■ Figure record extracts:

####################

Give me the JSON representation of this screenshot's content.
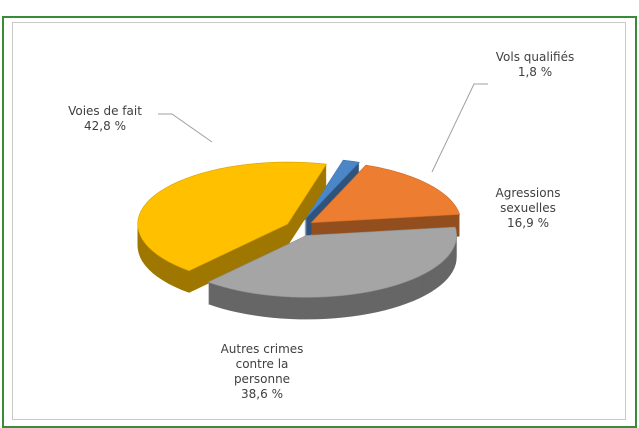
{
  "chart_data": {
    "type": "pie3d",
    "categories": [
      "Vols qualifiés",
      "Agressions sexuelles",
      "Autres crimes contre la personne",
      "Voies de fait"
    ],
    "values": [
      1.8,
      16.9,
      38.6,
      42.8
    ],
    "value_labels": [
      "1,8 %",
      "16,9 %",
      "38,6 %",
      "42,8 %"
    ],
    "colors": [
      "#4a86c8",
      "#ed7d31",
      "#a5a5a5",
      "#ffc000"
    ]
  }
}
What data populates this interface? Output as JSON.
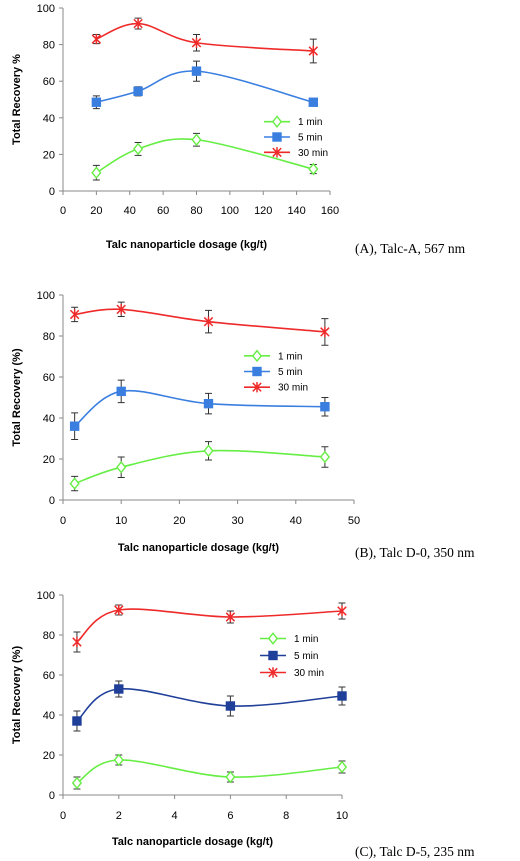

####################

■ INSTRUCTION: Every line above should be repeated exactly; pictures stay out of the copy.

■ REPLY:
Give me the JSON representation of this screenshot's content.
{
  "chart_data": {
    "type": "pie3d",
    "categories": [
      "Vols qualifiés",
      "Agressions sexuelles",
      "Autres crimes contre la personne",
      "Voies de fait"
    ],
    "values": [
      1.8,
      16.9,
      38.6,
      42.8
    ],
    "value_labels": [
      "1,8 %",
      "16,9 %",
      "38,6 %",
      "42,8 %"
    ],
    "colors": [
      "#4a86c8",
      "#ed7d31",
      "#a5a5a5",
      "#ffc000"
    ]
  }
}
What data populates this interface? Output as JSON.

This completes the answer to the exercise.